Copy out each line of the data that holds the word "Friends".

======== RECORD EXTRACTS ========

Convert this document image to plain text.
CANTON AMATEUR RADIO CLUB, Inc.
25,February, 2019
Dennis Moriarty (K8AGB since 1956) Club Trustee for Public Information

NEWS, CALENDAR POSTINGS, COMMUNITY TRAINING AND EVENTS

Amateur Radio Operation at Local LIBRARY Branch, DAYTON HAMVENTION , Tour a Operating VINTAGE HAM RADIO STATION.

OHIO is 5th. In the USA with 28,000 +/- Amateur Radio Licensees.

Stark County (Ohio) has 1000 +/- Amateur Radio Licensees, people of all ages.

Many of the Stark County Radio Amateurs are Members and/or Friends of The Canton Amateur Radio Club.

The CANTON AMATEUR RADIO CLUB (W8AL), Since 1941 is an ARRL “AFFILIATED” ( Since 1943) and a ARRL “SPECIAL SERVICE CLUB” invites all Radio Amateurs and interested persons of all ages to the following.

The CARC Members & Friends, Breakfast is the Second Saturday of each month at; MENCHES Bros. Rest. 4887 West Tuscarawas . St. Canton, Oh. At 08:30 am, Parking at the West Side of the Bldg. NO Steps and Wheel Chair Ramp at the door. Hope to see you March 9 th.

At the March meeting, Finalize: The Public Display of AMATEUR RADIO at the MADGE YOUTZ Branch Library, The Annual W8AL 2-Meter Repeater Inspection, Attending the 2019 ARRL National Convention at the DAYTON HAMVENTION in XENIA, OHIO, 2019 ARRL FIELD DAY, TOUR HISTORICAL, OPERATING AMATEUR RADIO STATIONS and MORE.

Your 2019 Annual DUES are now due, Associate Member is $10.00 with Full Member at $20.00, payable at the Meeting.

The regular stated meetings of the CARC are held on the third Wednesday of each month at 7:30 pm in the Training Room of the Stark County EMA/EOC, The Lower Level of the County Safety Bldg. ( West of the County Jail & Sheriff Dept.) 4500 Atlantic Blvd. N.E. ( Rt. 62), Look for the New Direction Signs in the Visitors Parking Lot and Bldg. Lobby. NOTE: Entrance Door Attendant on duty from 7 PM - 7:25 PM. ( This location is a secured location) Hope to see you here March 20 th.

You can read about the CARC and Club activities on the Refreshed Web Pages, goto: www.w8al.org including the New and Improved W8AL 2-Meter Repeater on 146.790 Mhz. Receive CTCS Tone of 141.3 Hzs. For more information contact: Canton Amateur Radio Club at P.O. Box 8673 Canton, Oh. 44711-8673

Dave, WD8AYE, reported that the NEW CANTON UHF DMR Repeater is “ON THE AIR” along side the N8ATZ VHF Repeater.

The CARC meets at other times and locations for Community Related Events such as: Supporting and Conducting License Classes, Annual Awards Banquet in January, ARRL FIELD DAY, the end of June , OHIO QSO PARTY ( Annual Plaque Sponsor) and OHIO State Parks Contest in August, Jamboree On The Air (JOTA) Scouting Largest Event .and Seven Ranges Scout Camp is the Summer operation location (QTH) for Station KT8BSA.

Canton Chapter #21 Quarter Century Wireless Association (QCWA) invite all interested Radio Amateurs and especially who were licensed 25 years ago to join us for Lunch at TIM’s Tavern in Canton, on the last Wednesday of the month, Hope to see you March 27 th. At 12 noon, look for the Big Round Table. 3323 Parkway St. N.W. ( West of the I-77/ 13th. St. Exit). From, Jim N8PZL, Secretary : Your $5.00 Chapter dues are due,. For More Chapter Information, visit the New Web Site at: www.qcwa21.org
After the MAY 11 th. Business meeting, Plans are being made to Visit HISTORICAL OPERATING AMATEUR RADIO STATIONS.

========
======== RECORD EXTRACTS ========

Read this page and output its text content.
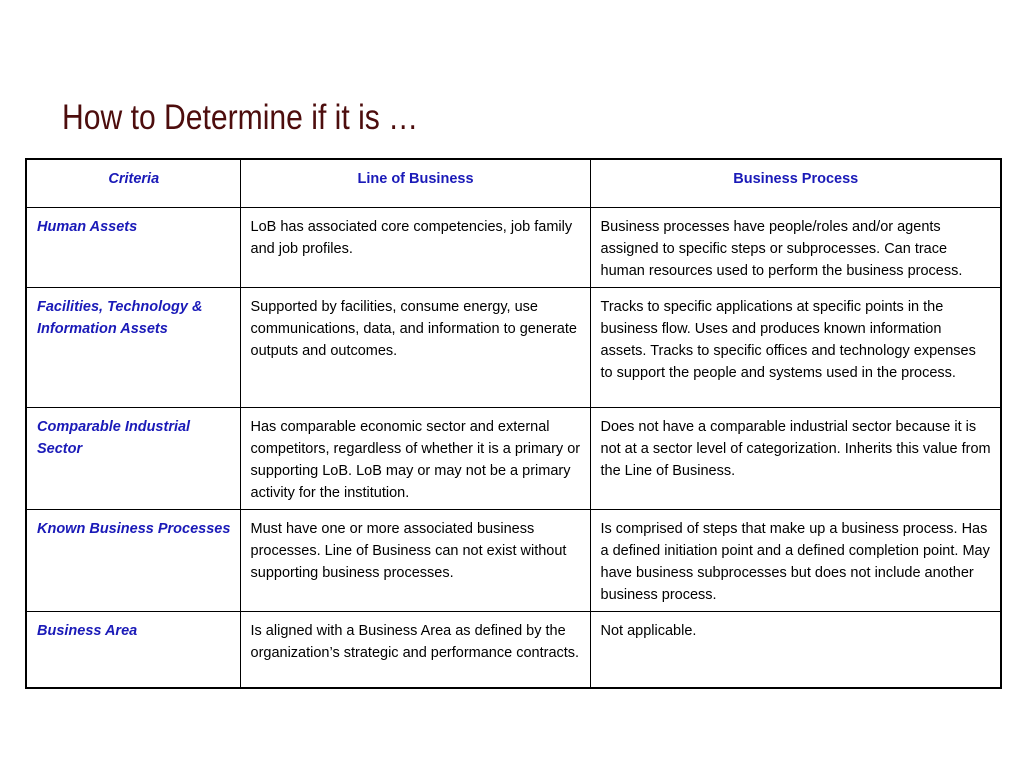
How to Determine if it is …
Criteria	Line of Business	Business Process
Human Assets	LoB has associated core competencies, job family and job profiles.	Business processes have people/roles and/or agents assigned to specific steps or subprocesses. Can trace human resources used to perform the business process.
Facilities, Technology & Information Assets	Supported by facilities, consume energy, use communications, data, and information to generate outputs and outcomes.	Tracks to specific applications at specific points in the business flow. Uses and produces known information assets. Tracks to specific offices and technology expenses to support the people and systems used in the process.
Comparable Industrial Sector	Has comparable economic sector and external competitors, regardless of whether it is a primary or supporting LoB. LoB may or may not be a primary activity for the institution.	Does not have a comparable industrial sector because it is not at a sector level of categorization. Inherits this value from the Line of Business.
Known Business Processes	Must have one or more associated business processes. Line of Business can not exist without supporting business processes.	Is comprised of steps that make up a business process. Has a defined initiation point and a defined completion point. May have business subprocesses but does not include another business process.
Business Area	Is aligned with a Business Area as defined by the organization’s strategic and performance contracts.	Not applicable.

========

* THE ANSWER
Many of the Stark County Radio Amateurs are Members and/or Friends of The Canton Amateur Radio Club.
The CARC Members & Friends, Breakfast is the Second Saturday of each month at; MENCHES Bros. Rest. 4887 West Tuscarawas . St. Canton, Oh. At 08:30 am, Parking at the West Side of the Bldg. NO Steps and Wheel Chair Ramp at the door. Hope to see you March 9 th.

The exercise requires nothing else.